-------- Data listing
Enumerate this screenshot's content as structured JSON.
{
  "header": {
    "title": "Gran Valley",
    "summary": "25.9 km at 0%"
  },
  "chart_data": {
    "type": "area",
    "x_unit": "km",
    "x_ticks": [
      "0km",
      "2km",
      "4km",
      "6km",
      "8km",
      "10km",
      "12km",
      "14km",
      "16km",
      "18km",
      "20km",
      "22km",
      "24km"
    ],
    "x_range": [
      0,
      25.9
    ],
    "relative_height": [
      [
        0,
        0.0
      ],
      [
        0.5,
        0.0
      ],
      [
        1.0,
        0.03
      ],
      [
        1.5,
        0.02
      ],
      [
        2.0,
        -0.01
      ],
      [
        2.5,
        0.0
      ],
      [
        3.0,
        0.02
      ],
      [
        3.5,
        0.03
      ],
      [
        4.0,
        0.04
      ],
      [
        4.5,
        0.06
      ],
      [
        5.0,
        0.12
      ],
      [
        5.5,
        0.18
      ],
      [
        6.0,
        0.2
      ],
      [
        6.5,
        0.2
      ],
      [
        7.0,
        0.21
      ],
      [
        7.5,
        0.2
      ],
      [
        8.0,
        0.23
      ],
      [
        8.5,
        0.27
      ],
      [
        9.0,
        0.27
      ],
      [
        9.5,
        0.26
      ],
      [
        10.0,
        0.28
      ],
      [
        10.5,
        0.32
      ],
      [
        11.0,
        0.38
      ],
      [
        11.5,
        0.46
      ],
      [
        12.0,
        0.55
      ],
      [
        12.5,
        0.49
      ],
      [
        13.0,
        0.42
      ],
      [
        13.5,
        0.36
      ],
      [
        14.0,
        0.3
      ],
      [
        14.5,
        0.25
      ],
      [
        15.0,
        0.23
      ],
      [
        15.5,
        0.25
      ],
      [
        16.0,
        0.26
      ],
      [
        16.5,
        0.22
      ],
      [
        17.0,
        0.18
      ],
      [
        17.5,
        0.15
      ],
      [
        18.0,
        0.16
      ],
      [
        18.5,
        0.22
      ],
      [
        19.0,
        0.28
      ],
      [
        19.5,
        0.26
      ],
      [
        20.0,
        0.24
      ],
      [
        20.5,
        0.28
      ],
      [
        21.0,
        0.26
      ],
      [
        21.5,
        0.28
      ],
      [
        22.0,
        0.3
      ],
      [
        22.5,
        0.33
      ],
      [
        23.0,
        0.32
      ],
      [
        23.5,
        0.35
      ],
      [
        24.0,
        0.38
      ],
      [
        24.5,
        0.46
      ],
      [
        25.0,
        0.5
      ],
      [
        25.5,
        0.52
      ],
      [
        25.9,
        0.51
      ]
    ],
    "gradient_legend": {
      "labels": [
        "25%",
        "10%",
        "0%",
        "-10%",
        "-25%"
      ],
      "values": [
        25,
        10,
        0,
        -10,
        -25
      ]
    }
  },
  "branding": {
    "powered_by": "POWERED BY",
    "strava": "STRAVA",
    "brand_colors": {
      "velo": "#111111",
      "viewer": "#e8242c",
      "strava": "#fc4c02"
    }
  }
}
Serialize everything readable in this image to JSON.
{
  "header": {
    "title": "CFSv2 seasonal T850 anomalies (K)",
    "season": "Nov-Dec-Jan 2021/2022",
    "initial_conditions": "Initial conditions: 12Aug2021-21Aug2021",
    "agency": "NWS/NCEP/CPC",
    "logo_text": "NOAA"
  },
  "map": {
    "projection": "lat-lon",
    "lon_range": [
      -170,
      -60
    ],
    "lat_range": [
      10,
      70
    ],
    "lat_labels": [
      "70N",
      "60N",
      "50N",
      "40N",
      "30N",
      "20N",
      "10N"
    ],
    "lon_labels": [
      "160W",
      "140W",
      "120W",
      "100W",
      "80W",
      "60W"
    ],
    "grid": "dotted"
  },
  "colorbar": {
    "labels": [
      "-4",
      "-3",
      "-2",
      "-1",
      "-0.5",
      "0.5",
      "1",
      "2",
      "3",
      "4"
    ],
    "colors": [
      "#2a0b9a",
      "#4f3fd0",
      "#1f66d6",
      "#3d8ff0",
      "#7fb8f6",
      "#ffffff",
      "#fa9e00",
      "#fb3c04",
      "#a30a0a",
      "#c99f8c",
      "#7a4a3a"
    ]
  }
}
----------------
* [What the task requires]:
Output a single number: how many lines contain the word "this".

* [Answer below]:
2